▶ **RECORDS PROVIDED**:
-- begin --

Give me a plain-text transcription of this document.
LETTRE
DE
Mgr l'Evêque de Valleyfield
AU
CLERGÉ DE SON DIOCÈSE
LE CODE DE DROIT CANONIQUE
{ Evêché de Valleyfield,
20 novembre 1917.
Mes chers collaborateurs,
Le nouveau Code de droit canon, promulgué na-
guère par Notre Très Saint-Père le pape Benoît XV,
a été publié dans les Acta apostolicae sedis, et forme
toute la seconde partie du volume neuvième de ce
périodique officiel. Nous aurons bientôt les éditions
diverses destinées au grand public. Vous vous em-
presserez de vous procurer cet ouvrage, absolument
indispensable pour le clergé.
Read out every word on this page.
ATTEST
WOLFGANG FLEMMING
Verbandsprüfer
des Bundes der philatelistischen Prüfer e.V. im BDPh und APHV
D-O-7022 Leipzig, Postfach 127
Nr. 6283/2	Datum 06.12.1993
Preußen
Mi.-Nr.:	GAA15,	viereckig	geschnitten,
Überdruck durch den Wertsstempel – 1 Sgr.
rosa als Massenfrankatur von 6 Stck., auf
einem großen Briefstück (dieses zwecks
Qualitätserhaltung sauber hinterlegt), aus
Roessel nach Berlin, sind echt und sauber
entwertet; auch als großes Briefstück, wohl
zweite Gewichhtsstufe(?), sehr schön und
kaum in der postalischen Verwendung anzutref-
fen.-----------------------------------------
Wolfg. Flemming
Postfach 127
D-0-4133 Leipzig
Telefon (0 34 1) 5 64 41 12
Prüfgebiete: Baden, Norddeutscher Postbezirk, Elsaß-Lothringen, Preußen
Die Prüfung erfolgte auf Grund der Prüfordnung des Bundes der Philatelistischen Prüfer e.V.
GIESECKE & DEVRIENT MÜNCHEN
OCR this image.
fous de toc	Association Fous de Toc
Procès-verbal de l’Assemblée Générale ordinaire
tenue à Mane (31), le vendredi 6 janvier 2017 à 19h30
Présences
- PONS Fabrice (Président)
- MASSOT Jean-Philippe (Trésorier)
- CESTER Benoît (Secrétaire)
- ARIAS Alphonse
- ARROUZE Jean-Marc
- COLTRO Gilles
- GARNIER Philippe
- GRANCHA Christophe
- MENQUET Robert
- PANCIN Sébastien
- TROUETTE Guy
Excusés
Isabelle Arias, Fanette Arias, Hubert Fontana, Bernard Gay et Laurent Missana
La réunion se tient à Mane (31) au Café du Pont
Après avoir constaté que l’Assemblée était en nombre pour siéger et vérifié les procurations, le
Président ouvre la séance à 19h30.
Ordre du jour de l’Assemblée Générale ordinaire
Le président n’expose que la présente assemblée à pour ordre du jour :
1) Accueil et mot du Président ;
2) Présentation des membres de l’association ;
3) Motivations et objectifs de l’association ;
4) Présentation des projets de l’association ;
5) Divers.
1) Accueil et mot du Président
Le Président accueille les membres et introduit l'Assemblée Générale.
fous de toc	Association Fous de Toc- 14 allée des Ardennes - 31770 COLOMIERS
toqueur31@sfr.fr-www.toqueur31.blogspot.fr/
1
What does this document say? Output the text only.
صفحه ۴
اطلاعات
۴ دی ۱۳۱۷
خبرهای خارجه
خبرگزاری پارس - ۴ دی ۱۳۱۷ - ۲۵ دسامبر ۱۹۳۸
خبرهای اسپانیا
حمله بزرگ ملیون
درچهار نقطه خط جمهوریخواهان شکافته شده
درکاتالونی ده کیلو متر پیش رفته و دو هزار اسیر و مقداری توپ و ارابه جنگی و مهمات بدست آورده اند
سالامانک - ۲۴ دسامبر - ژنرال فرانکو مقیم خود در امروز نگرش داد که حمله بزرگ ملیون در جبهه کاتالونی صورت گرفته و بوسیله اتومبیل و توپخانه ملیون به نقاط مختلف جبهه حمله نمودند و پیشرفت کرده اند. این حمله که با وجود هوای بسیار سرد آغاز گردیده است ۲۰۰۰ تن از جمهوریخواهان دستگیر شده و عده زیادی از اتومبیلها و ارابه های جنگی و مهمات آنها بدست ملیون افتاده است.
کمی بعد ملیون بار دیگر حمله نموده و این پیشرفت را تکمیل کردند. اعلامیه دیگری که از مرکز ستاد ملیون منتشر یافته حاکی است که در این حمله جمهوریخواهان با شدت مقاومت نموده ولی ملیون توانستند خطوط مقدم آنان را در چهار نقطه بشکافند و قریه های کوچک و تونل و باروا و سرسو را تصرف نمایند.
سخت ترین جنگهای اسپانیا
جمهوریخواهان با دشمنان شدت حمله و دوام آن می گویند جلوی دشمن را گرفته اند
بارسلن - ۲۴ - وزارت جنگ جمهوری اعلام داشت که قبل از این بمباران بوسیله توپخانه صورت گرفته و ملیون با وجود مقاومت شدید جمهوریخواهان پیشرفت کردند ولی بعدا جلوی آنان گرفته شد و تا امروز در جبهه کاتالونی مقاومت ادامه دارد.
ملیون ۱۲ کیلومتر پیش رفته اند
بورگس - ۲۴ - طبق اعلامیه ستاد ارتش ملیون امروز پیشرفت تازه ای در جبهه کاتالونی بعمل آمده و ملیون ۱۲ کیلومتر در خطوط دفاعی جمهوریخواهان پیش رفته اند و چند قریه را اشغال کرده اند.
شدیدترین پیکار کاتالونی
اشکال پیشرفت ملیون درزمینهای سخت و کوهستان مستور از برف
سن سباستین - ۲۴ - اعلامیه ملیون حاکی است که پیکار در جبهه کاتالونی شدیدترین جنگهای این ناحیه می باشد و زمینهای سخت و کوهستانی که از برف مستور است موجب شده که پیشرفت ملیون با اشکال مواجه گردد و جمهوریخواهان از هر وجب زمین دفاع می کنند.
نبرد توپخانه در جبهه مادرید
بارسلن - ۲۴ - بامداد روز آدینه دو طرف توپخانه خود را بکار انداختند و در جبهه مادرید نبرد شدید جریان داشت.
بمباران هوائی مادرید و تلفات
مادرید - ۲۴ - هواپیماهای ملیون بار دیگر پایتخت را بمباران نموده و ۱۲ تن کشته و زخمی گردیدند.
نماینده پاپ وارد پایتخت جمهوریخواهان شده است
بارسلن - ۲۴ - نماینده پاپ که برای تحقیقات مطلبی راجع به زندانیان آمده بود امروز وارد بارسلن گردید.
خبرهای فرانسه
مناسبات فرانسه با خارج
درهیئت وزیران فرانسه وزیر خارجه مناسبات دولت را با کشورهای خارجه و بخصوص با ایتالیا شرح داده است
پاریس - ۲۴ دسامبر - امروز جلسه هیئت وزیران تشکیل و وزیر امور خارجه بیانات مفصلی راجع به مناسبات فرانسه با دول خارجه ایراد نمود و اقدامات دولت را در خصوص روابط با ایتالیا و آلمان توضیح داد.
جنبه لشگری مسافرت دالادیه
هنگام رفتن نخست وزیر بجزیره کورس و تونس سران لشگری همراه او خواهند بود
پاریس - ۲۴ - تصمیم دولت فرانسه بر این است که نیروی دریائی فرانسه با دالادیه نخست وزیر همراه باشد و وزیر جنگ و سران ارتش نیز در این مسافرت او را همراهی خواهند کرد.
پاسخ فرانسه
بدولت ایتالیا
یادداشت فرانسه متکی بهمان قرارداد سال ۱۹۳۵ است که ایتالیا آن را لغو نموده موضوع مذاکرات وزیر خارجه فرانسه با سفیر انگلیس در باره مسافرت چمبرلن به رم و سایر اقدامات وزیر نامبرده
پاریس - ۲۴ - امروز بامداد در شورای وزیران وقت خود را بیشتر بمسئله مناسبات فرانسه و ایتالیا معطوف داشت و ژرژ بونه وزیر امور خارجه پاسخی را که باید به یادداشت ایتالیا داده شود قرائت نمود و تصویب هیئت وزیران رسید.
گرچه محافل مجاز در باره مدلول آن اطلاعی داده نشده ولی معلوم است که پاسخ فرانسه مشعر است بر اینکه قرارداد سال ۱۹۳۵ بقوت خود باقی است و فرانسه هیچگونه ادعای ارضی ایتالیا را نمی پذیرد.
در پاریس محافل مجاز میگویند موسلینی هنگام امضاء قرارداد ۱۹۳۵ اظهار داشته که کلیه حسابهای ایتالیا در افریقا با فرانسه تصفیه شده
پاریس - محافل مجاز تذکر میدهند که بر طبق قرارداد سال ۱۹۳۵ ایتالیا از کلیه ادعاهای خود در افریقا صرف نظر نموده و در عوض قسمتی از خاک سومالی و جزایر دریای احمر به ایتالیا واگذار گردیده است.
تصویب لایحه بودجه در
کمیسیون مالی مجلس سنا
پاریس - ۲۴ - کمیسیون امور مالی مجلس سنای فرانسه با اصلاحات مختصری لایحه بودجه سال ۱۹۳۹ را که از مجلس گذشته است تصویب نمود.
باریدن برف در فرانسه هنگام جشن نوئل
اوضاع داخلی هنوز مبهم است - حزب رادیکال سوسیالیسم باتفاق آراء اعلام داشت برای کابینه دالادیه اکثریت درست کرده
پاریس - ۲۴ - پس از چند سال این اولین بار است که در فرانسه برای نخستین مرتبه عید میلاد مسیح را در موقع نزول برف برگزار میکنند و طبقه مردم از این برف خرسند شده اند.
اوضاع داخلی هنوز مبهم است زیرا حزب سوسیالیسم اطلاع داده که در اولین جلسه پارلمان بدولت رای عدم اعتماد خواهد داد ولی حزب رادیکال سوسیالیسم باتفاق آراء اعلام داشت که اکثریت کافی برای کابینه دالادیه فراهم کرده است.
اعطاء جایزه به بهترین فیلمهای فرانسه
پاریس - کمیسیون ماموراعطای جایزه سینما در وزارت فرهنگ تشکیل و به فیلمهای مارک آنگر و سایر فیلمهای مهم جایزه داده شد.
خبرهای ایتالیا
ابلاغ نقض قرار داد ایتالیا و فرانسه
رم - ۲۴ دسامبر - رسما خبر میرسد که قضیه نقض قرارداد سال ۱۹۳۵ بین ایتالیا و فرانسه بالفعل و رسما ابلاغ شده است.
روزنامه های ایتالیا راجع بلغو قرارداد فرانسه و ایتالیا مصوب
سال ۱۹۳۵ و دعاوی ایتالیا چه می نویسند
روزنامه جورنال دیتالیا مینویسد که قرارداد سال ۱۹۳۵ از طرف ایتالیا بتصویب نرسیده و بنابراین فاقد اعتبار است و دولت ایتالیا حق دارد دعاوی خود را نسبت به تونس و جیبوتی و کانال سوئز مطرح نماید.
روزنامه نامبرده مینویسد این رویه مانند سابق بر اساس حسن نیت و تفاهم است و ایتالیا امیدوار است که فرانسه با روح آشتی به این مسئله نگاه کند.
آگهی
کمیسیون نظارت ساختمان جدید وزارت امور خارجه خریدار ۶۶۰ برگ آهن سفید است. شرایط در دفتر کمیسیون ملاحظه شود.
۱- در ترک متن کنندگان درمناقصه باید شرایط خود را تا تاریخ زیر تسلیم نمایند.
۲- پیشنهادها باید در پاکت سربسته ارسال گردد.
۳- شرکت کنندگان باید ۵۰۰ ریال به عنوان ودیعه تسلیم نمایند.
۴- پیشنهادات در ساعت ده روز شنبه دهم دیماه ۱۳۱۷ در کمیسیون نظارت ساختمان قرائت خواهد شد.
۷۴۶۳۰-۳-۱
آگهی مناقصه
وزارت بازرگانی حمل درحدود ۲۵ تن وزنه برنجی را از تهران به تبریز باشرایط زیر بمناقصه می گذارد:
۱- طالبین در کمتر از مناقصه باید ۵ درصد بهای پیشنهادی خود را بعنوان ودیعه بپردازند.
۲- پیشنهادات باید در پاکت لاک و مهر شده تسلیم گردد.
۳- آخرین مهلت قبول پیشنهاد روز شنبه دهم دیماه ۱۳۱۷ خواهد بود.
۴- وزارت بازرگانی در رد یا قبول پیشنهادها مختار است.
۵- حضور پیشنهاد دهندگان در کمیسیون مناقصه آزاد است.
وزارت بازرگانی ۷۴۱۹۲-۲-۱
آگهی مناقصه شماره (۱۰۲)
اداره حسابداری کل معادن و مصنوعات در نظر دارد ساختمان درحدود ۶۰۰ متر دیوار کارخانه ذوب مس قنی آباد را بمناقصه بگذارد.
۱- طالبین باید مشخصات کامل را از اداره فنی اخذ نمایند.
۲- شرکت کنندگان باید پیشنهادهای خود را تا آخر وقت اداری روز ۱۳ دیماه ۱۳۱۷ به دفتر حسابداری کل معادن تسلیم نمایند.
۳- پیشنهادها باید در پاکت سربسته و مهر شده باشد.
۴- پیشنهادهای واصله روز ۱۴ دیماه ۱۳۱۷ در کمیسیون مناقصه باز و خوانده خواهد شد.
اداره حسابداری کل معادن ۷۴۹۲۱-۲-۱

-- end --

Set out every line from the material that contains the string "صورت".

▶ **SOLUTION TO THE PROBLEM**:
سالامانک - ۲۴ دسامبر - ژنرال فرانکو مقیم خود در امروز نگرش داد که حمله بزرگ ملیون در جبهه کاتالونی صورت گرفته و بوسیله اتومبیل و توپخانه ملیون به نقاط مختلف جبهه حمله نمودند و پیشرفت کرده اند. این حمله که با وجود هوای بسیار سرد آغاز گردیده است ۲۰۰۰ تن از جمهوریخواهان دستگیر شده و عده زیادی از اتومبیلها و ارابه های جنگی و مهمات آنها بدست ملیون افتاده است.
بارسلن - ۲۴ - وزارت جنگ جمهوری اعلام داشت که قبل از این بمباران بوسیله توپخانه صورت گرفته و ملیون با وجود مقاومت شدید جمهوریخواهان پیشرفت کردند ولی بعدا جلوی آنان گرفته شد و تا امروز در جبهه کاتالونی مقاومت ادامه دارد.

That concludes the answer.